[Written problem]
Repeat the lines of the listing from the one containing "colorbar-label: 20 [695, 519, 712, 536]" through the one containing "colorbar-swatch [484, 499, 522, 516]", exactly as they appear.

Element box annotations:
------------------------------

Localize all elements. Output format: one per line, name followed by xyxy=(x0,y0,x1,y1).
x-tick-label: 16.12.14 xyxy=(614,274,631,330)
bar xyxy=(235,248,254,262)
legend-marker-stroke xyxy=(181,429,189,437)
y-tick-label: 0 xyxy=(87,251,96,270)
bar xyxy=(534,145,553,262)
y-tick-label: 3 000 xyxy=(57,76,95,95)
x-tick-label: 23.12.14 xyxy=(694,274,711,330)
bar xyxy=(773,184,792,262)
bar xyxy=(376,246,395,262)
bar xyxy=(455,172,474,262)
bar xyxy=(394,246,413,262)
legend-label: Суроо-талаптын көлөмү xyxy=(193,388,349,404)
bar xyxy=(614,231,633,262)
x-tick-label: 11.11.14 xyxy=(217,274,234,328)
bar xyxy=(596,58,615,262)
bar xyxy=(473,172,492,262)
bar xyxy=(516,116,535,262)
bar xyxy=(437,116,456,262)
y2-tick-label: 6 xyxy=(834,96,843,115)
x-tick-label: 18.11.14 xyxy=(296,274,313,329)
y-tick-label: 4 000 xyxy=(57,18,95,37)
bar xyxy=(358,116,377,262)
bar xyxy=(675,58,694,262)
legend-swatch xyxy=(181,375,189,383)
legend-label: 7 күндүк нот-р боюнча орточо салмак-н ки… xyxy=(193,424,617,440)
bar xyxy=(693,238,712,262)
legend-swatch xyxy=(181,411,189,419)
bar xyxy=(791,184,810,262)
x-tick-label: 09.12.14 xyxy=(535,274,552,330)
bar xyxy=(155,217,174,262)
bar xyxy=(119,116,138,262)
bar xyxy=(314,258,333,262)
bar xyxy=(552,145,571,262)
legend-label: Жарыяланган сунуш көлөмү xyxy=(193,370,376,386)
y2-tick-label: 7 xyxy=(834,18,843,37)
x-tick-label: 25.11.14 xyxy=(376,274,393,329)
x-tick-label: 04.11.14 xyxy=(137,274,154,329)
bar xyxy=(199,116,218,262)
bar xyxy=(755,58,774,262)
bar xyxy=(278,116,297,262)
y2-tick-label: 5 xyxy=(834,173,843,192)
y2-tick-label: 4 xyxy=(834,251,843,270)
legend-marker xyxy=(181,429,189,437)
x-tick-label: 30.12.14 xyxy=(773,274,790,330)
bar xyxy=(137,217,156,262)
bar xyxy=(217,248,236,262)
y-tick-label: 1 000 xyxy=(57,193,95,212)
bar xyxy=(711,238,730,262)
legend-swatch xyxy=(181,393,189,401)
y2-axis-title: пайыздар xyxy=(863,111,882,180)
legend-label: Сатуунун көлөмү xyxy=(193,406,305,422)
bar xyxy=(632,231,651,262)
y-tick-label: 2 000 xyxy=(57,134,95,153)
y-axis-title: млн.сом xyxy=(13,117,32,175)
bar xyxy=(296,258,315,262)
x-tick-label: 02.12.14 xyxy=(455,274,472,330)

------------------------------

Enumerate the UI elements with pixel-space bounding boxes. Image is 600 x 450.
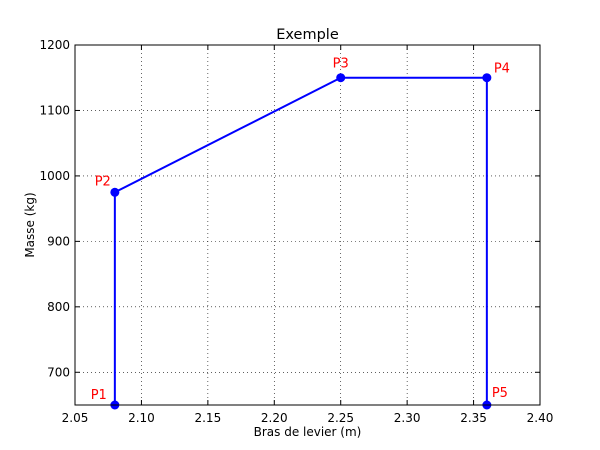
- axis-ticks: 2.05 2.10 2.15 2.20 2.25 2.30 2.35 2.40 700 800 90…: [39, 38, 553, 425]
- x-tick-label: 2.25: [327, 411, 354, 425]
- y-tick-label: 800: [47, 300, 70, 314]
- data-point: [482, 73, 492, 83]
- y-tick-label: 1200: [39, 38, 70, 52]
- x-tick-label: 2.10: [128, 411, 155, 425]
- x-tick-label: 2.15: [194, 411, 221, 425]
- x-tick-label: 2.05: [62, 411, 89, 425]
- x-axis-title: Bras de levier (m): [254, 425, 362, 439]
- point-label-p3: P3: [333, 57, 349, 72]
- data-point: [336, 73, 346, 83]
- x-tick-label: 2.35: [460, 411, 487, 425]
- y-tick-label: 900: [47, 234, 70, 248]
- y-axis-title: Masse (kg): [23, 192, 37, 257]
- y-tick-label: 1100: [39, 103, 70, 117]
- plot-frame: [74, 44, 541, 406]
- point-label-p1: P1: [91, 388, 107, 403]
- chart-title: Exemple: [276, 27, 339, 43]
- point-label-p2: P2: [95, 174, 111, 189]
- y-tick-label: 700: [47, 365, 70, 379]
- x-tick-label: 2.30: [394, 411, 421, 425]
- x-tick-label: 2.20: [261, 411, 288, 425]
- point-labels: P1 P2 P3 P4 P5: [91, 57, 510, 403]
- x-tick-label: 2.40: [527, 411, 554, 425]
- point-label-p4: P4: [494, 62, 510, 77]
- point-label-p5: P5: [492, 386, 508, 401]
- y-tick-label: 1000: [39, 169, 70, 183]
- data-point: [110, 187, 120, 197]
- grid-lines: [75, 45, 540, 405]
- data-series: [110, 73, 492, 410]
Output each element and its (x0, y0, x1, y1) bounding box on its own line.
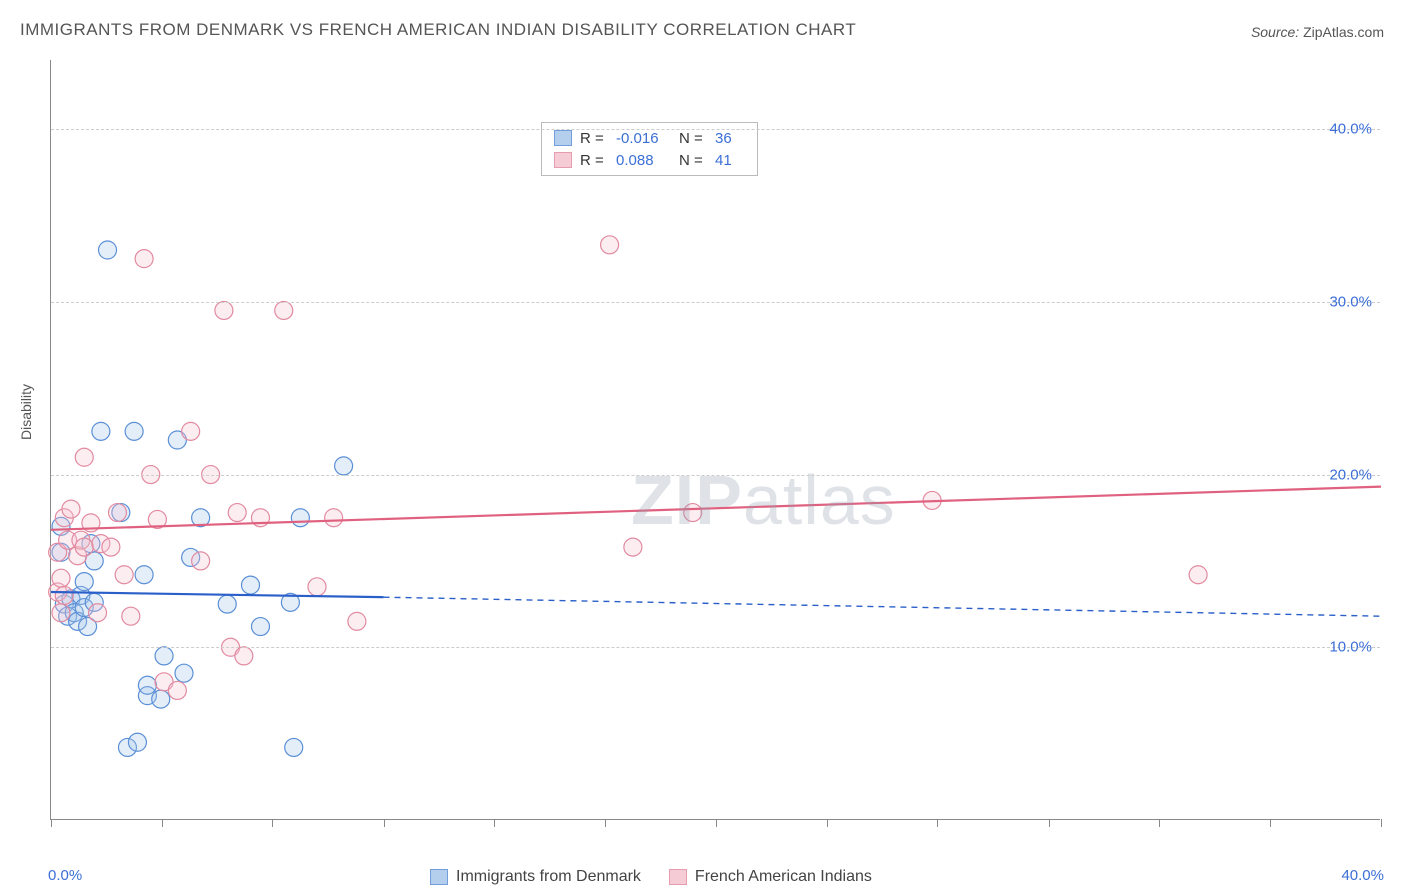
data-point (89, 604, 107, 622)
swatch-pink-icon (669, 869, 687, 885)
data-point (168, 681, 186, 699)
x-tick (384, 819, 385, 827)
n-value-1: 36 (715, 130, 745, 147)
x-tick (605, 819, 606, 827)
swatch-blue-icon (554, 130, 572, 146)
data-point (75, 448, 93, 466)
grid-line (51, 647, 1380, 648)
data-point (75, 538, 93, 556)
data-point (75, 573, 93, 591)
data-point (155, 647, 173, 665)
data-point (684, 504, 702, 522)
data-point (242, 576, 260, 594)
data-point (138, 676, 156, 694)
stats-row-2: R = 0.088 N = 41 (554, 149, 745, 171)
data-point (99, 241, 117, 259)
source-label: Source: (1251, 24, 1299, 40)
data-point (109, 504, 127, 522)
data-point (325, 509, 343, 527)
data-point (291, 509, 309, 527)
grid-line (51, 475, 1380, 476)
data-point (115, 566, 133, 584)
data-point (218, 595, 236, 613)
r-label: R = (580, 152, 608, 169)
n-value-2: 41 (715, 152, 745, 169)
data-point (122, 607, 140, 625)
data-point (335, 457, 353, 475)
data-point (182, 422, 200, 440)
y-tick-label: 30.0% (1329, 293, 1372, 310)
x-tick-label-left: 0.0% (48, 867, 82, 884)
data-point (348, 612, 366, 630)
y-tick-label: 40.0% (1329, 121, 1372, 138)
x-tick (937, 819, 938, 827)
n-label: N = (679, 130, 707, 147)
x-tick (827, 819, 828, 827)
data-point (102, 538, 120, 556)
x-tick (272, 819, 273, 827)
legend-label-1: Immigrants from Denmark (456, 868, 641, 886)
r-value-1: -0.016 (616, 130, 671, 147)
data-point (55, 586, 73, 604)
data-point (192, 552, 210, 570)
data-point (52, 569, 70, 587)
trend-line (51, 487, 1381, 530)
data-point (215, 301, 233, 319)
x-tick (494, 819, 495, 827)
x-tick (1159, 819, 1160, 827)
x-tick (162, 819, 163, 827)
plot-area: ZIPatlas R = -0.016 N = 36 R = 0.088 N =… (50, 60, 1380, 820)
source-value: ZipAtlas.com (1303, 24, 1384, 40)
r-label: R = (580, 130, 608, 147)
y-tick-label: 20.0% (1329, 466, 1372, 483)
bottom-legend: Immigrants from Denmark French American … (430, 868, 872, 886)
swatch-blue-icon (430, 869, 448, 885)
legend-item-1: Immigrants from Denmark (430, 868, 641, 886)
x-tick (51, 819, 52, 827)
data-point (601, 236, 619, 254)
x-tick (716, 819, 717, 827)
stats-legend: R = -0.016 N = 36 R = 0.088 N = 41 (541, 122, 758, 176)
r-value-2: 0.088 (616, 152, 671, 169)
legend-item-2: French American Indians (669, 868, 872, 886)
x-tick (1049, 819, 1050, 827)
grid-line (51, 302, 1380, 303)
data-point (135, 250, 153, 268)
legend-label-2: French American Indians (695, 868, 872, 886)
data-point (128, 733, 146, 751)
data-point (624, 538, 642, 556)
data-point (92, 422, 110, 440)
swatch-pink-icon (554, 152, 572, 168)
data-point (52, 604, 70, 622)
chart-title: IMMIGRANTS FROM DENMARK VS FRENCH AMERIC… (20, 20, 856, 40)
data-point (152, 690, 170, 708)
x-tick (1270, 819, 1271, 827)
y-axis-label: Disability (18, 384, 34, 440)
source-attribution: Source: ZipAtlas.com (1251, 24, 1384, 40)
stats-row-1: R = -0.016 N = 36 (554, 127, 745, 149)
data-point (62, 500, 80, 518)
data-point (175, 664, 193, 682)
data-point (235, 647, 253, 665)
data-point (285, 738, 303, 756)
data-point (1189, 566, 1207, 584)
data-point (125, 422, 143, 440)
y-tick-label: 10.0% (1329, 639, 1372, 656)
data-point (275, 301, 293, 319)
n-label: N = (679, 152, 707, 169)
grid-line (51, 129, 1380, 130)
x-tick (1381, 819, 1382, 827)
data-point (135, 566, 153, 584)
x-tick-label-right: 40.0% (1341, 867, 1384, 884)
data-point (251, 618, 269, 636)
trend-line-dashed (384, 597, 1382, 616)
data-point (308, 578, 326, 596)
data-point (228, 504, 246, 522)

------------------------------

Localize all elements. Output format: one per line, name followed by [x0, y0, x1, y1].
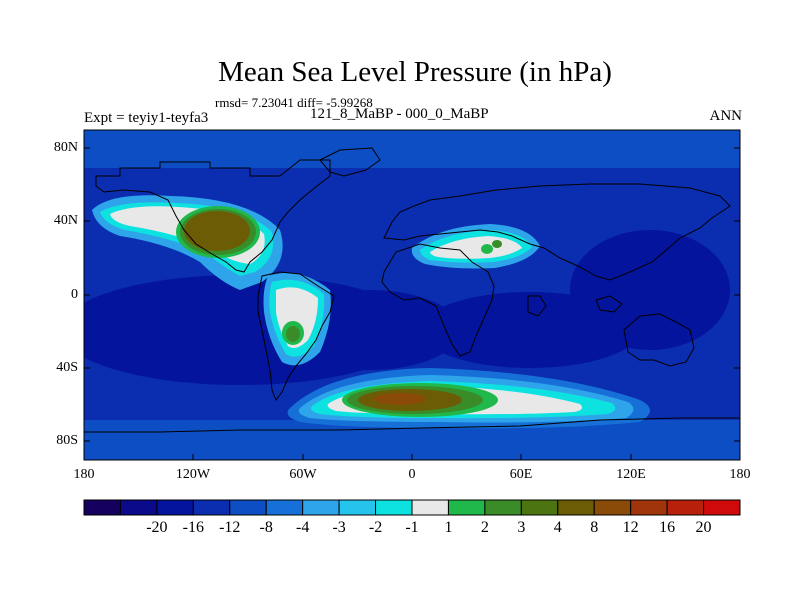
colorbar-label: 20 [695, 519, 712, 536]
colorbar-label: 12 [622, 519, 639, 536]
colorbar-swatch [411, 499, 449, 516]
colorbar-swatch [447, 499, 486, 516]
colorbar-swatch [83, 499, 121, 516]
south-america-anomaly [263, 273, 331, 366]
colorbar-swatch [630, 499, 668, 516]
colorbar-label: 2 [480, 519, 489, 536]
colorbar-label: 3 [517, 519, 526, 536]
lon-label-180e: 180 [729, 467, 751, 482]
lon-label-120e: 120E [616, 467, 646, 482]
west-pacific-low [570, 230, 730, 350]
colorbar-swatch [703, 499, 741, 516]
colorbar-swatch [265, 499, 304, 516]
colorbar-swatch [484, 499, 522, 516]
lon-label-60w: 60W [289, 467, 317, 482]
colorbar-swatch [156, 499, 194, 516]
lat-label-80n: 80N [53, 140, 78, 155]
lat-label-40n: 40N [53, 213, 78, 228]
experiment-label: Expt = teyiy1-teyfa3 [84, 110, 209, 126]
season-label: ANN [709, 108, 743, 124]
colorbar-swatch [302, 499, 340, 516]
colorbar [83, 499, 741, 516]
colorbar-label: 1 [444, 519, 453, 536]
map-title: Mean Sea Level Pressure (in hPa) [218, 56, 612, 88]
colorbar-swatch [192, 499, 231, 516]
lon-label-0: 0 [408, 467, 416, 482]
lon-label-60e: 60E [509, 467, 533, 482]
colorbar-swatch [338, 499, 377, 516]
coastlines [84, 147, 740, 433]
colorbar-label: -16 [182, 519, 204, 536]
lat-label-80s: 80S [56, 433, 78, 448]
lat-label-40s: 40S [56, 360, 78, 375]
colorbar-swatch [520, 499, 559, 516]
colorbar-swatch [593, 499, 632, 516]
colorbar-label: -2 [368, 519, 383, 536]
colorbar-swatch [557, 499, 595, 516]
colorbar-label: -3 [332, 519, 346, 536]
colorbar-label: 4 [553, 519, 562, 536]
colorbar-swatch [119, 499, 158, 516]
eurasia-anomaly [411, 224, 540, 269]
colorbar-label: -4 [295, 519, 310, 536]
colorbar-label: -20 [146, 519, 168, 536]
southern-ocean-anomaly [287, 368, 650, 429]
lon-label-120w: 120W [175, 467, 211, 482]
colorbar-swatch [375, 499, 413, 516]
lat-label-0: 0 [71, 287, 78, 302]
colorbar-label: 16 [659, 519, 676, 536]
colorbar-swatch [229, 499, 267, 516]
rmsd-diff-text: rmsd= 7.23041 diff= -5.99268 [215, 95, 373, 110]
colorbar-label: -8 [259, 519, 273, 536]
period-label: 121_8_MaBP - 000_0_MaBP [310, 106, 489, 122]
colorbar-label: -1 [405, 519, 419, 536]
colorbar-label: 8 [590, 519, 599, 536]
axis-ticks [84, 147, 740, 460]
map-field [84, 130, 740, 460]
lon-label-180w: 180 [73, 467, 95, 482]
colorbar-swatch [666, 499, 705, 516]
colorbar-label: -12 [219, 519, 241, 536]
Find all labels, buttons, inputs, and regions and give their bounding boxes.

------------------------------

[Response to the exercise]
colorbar-label: 20 [695, 519, 712, 536]
colorbar-label: 12 [622, 519, 639, 536]
colorbar-swatch [411, 499, 449, 516]
colorbar-swatch [447, 499, 486, 516]
colorbar-swatch [83, 499, 121, 516]
south-america-anomaly [263, 273, 331, 366]
colorbar-swatch [630, 499, 668, 516]
colorbar-label: 2 [480, 519, 489, 536]
colorbar-label: 3 [517, 519, 526, 536]
lon-label-180e: 180 [729, 467, 751, 482]
lon-label-120e: 120E [616, 467, 646, 482]
west-pacific-low [570, 230, 730, 350]
colorbar-swatch [703, 499, 741, 516]
colorbar-swatch [265, 499, 304, 516]
colorbar-swatch [484, 499, 522, 516]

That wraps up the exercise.